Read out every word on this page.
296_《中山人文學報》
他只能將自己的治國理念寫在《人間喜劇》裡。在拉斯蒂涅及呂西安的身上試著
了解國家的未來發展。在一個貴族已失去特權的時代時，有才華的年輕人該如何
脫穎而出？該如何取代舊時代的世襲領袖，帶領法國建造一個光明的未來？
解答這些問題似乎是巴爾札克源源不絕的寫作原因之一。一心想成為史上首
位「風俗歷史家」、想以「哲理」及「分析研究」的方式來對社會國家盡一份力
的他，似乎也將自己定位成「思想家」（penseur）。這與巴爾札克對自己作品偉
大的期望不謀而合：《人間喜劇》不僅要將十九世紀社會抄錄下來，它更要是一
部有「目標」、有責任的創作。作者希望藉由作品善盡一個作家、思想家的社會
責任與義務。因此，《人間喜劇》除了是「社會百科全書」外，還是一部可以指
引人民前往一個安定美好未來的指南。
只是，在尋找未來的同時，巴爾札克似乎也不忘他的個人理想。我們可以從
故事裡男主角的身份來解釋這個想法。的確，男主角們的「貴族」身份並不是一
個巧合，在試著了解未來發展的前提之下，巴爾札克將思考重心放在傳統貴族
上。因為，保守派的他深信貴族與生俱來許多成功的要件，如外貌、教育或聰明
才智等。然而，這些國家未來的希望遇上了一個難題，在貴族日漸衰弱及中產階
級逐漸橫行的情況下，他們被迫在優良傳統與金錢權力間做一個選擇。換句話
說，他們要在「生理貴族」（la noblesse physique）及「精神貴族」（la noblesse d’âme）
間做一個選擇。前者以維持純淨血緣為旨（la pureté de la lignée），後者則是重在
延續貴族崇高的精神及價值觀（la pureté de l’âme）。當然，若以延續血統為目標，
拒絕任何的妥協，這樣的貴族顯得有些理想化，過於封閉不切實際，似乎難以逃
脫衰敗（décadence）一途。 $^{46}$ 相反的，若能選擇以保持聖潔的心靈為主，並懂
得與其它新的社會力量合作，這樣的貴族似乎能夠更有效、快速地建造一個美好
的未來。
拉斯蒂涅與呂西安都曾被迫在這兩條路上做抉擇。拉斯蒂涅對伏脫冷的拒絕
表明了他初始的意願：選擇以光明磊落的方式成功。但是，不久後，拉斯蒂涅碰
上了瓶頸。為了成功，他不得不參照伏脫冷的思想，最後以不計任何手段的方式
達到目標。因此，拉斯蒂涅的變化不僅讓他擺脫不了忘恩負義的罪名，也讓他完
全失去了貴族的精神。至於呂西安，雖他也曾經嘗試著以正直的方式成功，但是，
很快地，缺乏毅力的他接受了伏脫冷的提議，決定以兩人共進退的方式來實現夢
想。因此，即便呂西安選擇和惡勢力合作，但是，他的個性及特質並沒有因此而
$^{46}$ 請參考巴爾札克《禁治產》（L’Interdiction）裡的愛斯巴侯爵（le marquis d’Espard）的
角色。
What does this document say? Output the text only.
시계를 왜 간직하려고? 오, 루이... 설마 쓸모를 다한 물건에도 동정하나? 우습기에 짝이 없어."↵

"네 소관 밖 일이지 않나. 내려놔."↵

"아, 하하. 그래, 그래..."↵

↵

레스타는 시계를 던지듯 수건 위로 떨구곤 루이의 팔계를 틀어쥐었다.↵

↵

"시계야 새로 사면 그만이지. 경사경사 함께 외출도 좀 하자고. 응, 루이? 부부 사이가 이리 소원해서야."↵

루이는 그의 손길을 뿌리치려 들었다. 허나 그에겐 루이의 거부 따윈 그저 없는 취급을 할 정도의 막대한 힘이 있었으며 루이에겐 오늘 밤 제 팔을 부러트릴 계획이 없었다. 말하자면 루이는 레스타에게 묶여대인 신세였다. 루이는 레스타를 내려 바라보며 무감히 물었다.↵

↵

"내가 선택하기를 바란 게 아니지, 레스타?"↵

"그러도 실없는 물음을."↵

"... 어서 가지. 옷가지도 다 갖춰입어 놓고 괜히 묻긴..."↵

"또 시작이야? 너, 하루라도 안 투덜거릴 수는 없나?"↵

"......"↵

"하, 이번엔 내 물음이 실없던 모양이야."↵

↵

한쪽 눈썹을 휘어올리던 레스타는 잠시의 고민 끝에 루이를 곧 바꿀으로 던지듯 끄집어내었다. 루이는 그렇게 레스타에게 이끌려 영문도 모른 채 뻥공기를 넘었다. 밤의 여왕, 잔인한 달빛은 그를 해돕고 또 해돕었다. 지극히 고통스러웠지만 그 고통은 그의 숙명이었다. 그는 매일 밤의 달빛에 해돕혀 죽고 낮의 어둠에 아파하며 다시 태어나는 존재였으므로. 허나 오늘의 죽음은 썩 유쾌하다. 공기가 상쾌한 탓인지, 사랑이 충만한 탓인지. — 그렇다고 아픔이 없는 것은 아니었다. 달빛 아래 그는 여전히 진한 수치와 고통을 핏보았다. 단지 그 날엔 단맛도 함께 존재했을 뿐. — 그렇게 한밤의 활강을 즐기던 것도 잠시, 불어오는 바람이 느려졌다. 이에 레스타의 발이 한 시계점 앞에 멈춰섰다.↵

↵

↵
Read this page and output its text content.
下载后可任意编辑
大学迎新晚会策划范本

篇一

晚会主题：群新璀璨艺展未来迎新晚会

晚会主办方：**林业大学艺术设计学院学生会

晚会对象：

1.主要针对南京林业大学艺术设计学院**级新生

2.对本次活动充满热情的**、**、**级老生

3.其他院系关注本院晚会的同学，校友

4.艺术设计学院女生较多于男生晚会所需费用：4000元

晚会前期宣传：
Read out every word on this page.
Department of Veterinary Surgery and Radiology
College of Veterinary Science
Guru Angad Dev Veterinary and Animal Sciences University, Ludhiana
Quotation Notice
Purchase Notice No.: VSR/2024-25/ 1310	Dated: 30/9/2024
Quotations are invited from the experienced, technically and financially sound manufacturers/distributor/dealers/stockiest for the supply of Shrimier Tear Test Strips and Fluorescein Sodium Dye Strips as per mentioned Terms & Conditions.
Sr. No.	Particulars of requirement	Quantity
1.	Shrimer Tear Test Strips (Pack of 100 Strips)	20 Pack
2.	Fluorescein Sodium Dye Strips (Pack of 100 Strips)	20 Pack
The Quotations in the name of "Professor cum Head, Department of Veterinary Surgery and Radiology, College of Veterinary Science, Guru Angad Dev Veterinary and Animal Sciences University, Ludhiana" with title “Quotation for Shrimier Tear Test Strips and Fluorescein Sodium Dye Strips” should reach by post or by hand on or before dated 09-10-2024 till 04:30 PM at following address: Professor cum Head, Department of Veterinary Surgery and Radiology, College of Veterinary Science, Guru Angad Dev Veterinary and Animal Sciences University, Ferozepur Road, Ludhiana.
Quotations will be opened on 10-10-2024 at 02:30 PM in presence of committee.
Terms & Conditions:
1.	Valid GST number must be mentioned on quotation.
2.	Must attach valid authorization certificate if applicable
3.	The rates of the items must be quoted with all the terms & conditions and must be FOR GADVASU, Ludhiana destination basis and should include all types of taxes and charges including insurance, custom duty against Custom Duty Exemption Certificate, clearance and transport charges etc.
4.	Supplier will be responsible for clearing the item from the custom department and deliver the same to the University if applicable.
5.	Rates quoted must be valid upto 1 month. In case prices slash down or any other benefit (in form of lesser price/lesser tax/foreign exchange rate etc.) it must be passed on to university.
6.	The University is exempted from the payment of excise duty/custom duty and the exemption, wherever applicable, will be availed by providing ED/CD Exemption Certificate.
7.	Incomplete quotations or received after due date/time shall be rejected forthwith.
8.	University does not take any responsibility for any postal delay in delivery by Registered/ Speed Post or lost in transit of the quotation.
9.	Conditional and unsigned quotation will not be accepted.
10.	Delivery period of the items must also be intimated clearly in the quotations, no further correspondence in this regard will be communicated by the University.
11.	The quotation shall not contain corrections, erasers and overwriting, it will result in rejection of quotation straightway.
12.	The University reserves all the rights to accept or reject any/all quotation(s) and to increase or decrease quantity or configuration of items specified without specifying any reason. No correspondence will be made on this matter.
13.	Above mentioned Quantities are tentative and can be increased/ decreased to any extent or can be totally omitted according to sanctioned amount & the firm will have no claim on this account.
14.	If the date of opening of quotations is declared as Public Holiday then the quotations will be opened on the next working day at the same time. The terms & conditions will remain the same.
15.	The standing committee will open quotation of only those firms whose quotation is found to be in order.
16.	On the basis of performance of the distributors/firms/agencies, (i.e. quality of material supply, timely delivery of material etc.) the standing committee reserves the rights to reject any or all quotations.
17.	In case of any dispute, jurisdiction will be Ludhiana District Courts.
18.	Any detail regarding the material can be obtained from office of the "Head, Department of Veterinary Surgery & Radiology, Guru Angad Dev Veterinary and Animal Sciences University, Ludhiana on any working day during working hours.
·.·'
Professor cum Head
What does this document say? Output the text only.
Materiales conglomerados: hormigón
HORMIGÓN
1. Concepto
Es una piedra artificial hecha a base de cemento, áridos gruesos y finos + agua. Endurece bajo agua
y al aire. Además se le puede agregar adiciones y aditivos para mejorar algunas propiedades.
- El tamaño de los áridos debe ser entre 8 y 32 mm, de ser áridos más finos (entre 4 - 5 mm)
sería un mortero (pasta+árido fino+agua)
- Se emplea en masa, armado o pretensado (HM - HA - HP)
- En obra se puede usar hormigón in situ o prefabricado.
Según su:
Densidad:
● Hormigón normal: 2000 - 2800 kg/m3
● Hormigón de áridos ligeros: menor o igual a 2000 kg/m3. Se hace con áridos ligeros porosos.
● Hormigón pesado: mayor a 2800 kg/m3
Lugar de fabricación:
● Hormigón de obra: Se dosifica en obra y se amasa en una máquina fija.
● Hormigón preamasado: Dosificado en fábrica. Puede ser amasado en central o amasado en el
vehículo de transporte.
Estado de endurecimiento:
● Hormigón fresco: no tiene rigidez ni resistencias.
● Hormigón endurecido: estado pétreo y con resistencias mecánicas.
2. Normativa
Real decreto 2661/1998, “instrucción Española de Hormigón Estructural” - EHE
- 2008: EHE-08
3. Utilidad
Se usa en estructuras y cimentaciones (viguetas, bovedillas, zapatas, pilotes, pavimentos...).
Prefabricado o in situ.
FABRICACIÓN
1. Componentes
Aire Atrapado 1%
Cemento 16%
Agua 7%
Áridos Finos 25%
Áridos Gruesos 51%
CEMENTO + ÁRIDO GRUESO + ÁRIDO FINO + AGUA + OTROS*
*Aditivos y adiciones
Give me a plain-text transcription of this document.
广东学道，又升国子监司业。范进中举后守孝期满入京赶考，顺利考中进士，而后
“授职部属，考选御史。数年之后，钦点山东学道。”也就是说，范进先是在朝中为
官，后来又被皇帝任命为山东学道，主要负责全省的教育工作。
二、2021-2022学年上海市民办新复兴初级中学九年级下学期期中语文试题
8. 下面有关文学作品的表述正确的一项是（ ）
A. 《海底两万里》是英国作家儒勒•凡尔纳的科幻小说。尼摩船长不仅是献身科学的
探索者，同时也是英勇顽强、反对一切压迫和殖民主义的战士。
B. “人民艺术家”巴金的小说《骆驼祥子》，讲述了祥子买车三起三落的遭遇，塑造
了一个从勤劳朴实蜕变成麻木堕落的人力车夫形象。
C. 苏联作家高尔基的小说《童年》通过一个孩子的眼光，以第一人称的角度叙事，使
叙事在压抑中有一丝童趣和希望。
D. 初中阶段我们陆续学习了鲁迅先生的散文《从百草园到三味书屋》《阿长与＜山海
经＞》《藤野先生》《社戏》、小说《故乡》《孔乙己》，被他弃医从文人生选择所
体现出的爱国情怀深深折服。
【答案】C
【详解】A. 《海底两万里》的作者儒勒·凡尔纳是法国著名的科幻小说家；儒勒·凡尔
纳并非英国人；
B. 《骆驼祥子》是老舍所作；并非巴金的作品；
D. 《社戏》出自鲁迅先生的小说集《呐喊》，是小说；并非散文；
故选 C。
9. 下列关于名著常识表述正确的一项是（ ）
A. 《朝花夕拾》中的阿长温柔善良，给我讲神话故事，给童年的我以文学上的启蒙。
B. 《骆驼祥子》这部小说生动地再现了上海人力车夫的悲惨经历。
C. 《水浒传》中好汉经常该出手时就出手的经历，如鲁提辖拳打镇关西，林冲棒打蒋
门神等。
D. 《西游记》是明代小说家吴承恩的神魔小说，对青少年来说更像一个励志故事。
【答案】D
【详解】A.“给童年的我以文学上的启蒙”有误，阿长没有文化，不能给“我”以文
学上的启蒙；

● ● ● ● ● ● ●

_Aim of the exercise_. Set down exactly what runs from the line with "Give me a plain-text" to the last line of the data above, including both of those lines and no others.

_Output for this exercise_.
Give me a plain-text transcription of this document.
广东学道，又升国子监司业。范进中举后守孝期满入京赶考，顺利考中进士，而后
“授职部属，考选御史。数年之后，钦点山东学道。”也就是说，范进先是在朝中为
官，后来又被皇帝任命为山东学道，主要负责全省的教育工作。
二、2021-2022学年上海市民办新复兴初级中学九年级下学期期中语文试题
8. 下面有关文学作品的表述正确的一项是（ ）
A. 《海底两万里》是英国作家儒勒•凡尔纳的科幻小说。尼摩船长不仅是献身科学的
探索者，同时也是英勇顽强、反对一切压迫和殖民主义的战士。
B. “人民艺术家”巴金的小说《骆驼祥子》，讲述了祥子买车三起三落的遭遇，塑造
了一个从勤劳朴实蜕变成麻木堕落的人力车夫形象。
C. 苏联作家高尔基的小说《童年》通过一个孩子的眼光，以第一人称的角度叙事，使
叙事在压抑中有一丝童趣和希望。
D. 初中阶段我们陆续学习了鲁迅先生的散文《从百草园到三味书屋》《阿长与＜山海
经＞》《藤野先生》《社戏》、小说《故乡》《孔乙己》，被他弃医从文人生选择所
体现出的爱国情怀深深折服。
【答案】C
【详解】A. 《海底两万里》的作者儒勒·凡尔纳是法国著名的科幻小说家；儒勒·凡尔
纳并非英国人；
B. 《骆驼祥子》是老舍所作；并非巴金的作品；
D. 《社戏》出自鲁迅先生的小说集《呐喊》，是小说；并非散文；
故选 C。
9. 下列关于名著常识表述正确的一项是（ ）
A. 《朝花夕拾》中的阿长温柔善良，给我讲神话故事，给童年的我以文学上的启蒙。
B. 《骆驼祥子》这部小说生动地再现了上海人力车夫的悲惨经历。
C. 《水浒传》中好汉经常该出手时就出手的经历，如鲁提辖拳打镇关西，林冲棒打蒋
门神等。
D. 《西游记》是明代小说家吴承恩的神魔小说，对青少年来说更像一个励志故事。
【答案】D
【详解】A.“给童年的我以文学上的启蒙”有误，阿长没有文化，不能给“我”以文
学上的启蒙；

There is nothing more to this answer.